PROBLEM TO WORK ON =
Copy the rows below word for word, from the first row up to and including the row that contains "data-label: 0.156 xyxy=(233,114,287,134)".
+ + + +
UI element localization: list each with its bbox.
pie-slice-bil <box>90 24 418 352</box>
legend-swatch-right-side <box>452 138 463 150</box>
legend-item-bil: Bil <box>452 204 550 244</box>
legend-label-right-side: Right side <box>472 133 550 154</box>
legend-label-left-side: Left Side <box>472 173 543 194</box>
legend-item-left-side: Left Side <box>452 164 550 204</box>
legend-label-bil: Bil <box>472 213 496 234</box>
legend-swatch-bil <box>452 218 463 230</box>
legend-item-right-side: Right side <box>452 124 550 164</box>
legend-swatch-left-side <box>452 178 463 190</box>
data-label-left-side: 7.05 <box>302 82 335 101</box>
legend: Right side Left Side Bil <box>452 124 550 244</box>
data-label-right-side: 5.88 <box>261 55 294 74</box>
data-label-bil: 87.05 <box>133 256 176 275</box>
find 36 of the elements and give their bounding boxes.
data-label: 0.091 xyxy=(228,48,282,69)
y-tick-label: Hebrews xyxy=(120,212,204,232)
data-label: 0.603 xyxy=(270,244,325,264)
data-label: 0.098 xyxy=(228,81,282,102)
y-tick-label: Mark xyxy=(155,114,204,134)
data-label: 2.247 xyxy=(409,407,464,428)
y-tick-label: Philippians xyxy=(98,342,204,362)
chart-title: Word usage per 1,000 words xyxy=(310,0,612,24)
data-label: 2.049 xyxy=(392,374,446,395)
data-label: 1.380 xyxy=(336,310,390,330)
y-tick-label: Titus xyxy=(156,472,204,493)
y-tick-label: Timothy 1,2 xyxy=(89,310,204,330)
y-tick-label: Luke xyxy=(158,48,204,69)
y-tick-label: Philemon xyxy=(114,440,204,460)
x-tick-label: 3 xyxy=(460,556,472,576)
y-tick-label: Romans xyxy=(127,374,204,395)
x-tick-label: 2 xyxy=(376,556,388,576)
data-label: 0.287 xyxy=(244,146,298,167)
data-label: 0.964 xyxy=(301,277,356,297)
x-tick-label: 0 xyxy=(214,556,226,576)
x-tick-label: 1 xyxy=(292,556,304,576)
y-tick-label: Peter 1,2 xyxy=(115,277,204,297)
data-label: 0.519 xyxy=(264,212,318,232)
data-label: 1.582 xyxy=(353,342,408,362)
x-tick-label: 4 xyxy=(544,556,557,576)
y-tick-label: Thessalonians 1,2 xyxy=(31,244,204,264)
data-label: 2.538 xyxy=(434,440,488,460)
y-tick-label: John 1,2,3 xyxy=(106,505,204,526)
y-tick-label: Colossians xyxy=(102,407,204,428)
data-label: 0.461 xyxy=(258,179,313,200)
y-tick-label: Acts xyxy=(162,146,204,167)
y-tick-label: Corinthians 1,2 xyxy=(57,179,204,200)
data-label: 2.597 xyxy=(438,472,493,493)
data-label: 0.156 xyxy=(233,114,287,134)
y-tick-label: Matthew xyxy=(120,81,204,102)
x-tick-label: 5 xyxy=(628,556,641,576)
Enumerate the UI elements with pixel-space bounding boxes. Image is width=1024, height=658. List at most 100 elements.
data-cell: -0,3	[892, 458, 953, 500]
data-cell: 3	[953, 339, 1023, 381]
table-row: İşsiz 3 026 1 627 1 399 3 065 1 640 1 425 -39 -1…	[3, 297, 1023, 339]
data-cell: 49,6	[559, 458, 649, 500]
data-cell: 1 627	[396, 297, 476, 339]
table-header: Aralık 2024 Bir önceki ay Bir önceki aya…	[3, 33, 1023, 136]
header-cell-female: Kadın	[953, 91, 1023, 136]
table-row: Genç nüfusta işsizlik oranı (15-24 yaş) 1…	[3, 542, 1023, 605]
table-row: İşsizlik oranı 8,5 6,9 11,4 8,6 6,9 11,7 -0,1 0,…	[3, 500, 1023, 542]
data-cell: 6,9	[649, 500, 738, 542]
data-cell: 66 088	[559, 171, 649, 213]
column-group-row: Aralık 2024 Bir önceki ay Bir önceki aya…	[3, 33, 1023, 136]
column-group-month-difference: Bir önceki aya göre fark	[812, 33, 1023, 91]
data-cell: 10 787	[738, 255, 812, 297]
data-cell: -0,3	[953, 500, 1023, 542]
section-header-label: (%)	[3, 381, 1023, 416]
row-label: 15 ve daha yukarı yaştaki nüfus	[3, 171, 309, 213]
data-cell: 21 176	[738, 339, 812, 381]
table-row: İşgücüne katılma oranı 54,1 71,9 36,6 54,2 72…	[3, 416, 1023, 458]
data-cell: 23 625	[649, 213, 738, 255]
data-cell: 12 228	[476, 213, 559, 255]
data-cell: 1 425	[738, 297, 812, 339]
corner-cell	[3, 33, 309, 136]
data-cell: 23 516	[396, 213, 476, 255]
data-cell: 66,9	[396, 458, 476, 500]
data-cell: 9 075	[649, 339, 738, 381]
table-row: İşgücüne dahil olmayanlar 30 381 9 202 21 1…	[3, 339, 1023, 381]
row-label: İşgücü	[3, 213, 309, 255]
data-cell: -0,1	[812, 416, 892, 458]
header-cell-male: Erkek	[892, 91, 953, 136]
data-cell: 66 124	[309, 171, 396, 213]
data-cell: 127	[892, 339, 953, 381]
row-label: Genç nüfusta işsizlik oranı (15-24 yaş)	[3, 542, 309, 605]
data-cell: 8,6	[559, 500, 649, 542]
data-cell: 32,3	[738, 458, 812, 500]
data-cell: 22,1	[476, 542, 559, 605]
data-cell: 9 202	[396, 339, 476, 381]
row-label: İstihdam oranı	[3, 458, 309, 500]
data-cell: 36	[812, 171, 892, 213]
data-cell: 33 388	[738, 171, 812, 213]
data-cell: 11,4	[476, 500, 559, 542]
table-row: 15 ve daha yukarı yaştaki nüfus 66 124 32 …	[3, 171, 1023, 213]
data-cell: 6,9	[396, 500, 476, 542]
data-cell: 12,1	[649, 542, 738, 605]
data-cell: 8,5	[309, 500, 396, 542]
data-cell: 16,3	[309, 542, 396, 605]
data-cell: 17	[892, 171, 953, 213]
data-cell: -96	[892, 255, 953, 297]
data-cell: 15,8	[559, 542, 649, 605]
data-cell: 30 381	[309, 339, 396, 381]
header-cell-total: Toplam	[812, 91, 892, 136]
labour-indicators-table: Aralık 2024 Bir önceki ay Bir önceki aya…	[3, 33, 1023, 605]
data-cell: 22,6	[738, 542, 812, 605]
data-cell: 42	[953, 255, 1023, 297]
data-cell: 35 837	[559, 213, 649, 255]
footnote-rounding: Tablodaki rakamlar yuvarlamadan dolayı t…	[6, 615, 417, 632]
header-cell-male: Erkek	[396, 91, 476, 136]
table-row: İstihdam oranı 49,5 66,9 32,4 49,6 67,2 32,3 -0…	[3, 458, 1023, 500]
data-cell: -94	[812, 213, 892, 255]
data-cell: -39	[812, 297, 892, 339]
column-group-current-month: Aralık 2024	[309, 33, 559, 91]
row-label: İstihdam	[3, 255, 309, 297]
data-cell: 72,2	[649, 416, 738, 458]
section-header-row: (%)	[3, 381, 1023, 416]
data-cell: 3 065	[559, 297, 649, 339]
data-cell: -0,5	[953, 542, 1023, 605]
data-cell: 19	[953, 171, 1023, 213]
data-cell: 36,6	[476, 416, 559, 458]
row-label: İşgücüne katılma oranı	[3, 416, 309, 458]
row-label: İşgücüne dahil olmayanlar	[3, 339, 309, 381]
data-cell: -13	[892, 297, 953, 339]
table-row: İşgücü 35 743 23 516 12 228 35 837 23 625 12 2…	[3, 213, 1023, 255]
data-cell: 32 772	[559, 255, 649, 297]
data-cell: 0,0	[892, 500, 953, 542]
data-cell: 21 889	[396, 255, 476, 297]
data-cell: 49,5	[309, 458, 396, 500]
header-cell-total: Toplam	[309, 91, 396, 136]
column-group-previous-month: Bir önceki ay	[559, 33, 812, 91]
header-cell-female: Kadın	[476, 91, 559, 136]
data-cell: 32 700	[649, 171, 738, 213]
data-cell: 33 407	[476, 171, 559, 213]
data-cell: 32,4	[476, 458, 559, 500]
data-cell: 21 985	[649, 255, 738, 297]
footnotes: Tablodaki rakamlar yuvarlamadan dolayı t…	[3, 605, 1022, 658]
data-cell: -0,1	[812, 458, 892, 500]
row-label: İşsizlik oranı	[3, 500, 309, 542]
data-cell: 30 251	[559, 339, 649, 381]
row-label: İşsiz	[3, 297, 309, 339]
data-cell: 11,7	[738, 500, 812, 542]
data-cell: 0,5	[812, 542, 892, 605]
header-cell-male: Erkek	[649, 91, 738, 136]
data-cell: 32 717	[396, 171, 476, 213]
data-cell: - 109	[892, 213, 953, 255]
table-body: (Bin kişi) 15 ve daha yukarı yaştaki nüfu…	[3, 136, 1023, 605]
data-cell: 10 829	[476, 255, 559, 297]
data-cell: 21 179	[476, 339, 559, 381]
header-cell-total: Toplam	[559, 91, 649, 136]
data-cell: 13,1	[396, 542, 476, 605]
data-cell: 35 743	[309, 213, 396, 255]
+ + + +
WRITTEN SOLUTION =
UI element localization: list each with its bbox.
pie-slice-bil <box>90 24 418 352</box>
legend-swatch-right-side <box>452 138 463 150</box>
legend-item-bil: Bil <box>452 204 550 244</box>
legend-label-right-side: Right side <box>472 133 550 154</box>
legend-label-left-side: Left Side <box>472 173 543 194</box>
legend-item-left-side: Left Side <box>452 164 550 204</box>
legend-label-bil: Bil <box>472 213 496 234</box>
legend-swatch-bil <box>452 218 463 230</box>
legend-item-right-side: Right side <box>452 124 550 164</box>
legend-swatch-left-side <box>452 178 463 190</box>
data-label-left-side: 7.05 <box>302 82 335 101</box>
legend: Right side Left Side Bil <box>452 124 550 244</box>
data-label-right-side: 5.88 <box>261 55 294 74</box>
data-label-bil: 87.05 <box>133 256 176 275</box>
find 36 of the elements and give their bounding boxes.
data-label: 0.091 xyxy=(228,48,282,69)
y-tick-label: Hebrews xyxy=(120,212,204,232)
data-label: 0.603 xyxy=(270,244,325,264)
data-label: 0.098 xyxy=(228,81,282,102)
y-tick-label: Mark xyxy=(155,114,204,134)
data-label: 2.247 xyxy=(409,407,464,428)
y-tick-label: Philippians xyxy=(98,342,204,362)
chart-title: Word usage per 1,000 words xyxy=(310,0,612,24)
data-label: 2.049 xyxy=(392,374,446,395)
data-label: 1.380 xyxy=(336,310,390,330)
y-tick-label: Titus xyxy=(156,472,204,493)
y-tick-label: Timothy 1,2 xyxy=(89,310,204,330)
y-tick-label: Luke xyxy=(158,48,204,69)
y-tick-label: Philemon xyxy=(114,440,204,460)
x-tick-label: 3 xyxy=(460,556,472,576)
y-tick-label: Romans xyxy=(127,374,204,395)
x-tick-label: 2 xyxy=(376,556,388,576)
data-label: 0.287 xyxy=(244,146,298,167)
data-label: 0.964 xyxy=(301,277,356,297)
x-tick-label: 0 xyxy=(214,556,226,576)
x-tick-label: 1 xyxy=(292,556,304,576)
y-tick-label: Peter 1,2 xyxy=(115,277,204,297)
data-label: 0.519 xyxy=(264,212,318,232)
data-label: 1.582 xyxy=(353,342,408,362)
x-tick-label: 4 xyxy=(544,556,557,576)
y-tick-label: Thessalonians 1,2 xyxy=(31,244,204,264)
data-label: 2.538 xyxy=(434,440,488,460)
y-tick-label: John 1,2,3 xyxy=(106,505,204,526)
y-tick-label: Colossians xyxy=(102,407,204,428)
data-label: 0.461 xyxy=(258,179,313,200)
y-tick-label: Acts xyxy=(162,146,204,167)
y-tick-label: Corinthians 1,2 xyxy=(57,179,204,200)
data-label: 2.597 xyxy=(438,472,493,493)
data-label: 0.156 xyxy=(233,114,287,134)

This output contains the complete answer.